→ **GIVEN INSTRUCTION**: List every line below containing "позднее".

→ **MATERIAL PROVIDED**:
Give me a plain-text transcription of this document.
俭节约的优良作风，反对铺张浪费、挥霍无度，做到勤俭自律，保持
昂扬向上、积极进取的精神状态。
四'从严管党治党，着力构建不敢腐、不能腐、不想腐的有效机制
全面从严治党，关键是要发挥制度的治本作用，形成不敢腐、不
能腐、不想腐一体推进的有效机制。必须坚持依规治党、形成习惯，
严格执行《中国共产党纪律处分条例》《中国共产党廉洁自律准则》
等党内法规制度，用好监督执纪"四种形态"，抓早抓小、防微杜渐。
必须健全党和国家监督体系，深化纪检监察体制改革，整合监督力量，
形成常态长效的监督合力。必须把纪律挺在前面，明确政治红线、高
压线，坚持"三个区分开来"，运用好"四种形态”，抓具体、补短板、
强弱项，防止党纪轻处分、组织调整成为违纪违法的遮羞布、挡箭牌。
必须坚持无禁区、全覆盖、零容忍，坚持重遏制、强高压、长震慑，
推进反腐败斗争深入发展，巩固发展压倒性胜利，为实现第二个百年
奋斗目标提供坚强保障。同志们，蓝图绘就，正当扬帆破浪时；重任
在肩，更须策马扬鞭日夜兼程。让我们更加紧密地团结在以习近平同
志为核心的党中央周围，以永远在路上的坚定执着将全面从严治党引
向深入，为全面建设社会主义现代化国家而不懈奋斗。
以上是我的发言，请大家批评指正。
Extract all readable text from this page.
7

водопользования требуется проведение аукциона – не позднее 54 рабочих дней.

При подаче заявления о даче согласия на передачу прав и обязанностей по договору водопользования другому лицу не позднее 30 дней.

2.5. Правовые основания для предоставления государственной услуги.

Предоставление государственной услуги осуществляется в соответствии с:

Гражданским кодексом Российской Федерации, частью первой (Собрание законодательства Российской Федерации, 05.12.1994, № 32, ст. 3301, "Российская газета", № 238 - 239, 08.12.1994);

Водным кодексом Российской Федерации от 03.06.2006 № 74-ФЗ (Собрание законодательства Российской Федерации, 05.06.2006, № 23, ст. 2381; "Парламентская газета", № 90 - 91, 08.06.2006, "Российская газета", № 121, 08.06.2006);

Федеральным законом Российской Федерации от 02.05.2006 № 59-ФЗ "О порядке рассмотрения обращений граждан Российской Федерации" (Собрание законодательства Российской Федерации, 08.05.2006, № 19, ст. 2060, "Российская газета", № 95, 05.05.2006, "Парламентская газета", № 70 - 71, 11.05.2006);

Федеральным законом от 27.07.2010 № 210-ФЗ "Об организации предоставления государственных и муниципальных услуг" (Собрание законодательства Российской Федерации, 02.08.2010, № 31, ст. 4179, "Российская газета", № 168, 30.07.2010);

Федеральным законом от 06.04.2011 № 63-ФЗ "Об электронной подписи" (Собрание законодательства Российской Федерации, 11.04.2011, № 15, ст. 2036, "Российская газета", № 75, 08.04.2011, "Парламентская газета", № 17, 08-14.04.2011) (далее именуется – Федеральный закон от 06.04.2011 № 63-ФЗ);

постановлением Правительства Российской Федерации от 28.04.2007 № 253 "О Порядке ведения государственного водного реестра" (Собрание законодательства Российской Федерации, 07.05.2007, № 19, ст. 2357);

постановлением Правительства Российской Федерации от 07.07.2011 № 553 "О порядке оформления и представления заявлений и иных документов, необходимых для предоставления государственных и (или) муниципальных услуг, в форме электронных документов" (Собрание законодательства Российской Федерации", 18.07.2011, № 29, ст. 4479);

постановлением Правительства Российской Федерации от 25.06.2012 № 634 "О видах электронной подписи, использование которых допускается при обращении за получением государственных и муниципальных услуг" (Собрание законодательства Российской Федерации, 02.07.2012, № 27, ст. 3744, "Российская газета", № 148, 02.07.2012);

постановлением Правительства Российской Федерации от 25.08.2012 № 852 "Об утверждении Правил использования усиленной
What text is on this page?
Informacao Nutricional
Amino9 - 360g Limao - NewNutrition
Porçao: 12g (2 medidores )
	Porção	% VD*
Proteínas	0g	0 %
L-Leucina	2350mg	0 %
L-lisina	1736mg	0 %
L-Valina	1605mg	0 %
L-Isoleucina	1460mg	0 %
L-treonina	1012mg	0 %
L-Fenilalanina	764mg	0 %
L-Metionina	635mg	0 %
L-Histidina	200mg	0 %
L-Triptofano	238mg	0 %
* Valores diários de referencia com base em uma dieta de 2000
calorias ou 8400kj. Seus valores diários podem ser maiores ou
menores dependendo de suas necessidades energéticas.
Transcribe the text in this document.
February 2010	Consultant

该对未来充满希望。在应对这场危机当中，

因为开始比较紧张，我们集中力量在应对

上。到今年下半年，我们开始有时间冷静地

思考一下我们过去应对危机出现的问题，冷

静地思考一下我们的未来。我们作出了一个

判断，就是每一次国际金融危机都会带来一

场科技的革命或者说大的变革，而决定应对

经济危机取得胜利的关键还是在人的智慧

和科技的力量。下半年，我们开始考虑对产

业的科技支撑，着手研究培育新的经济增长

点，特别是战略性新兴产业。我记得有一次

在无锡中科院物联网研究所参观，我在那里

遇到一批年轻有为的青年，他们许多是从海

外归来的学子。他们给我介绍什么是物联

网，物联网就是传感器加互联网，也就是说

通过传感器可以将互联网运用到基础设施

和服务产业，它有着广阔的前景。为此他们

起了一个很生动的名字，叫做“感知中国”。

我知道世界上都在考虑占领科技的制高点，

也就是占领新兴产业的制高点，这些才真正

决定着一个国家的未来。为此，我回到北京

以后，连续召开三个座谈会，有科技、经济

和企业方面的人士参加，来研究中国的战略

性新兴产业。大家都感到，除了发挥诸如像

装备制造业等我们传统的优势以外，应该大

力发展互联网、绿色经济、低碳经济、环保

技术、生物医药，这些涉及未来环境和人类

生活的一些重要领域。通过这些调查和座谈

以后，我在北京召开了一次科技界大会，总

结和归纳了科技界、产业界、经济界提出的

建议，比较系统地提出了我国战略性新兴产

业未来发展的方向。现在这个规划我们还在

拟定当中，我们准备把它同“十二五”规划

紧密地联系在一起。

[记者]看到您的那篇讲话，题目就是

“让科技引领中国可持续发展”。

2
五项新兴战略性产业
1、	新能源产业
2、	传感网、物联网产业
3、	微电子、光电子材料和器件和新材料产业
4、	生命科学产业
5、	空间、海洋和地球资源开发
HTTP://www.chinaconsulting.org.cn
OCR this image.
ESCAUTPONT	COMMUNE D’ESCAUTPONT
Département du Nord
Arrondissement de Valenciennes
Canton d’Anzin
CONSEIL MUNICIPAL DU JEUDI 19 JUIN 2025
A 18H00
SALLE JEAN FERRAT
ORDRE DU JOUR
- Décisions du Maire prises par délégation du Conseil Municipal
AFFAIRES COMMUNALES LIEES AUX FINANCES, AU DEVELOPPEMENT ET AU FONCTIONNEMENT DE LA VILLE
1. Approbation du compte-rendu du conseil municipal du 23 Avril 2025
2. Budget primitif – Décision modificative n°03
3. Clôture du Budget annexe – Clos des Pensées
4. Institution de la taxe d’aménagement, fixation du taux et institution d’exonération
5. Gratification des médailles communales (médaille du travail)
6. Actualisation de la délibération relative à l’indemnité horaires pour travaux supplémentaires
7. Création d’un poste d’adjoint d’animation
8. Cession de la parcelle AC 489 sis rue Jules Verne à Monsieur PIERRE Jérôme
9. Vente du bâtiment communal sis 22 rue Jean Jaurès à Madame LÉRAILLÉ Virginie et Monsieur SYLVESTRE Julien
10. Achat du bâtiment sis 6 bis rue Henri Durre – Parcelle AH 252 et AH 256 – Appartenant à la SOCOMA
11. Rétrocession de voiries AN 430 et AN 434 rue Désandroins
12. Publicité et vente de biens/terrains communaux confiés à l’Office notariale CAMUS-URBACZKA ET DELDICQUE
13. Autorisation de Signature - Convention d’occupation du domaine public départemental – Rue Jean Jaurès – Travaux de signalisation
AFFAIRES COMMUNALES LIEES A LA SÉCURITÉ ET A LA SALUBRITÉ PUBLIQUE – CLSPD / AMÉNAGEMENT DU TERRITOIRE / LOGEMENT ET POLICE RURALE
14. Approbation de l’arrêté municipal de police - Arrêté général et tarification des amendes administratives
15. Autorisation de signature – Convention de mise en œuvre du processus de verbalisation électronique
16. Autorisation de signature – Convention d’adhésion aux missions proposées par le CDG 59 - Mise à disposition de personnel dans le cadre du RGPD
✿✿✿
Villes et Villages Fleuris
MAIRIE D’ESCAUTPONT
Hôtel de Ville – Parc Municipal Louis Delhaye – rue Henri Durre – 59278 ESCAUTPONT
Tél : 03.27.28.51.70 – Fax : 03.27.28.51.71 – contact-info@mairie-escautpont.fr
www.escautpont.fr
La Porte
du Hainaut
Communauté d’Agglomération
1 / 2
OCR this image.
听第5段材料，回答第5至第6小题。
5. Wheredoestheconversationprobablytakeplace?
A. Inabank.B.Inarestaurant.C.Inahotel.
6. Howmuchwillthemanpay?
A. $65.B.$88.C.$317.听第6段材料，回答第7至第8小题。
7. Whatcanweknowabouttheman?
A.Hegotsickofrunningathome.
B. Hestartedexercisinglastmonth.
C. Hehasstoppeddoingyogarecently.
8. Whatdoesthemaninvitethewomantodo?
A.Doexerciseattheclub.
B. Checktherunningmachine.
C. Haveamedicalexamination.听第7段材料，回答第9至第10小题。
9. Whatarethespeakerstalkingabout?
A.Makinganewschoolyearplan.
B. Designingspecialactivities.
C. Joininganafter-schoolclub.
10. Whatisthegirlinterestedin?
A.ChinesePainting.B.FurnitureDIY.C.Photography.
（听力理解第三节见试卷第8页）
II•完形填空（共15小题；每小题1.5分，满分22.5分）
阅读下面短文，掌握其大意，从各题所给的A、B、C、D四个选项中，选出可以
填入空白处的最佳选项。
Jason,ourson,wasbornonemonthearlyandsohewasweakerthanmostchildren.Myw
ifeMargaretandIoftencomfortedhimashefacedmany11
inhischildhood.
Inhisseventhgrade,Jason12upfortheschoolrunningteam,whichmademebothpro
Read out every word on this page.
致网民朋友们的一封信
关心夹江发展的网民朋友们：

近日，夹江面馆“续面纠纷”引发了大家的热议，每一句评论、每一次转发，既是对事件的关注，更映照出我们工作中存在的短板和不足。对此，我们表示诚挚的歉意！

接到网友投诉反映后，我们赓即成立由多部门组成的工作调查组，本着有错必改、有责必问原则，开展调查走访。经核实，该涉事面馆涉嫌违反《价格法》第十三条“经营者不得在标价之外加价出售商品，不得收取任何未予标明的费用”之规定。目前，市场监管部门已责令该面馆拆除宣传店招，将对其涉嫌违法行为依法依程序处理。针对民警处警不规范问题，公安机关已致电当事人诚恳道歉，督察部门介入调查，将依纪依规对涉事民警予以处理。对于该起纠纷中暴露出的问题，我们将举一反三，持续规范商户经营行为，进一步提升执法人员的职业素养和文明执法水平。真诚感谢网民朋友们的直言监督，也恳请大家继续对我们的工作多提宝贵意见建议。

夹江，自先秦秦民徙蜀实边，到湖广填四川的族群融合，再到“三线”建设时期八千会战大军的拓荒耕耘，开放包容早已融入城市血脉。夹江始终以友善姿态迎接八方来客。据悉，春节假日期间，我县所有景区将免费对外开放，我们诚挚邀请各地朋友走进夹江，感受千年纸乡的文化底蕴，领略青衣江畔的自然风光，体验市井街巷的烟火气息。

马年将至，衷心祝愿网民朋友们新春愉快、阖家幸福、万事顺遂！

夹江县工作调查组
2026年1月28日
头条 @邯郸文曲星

→ **WORKED SOLUTION**:
водопользования требуется проведение аукциона – не позднее 54 рабочих дней.
При подаче заявления о даче согласия на передачу прав и обязанностей по договору водопользования другому лицу не позднее 30 дней.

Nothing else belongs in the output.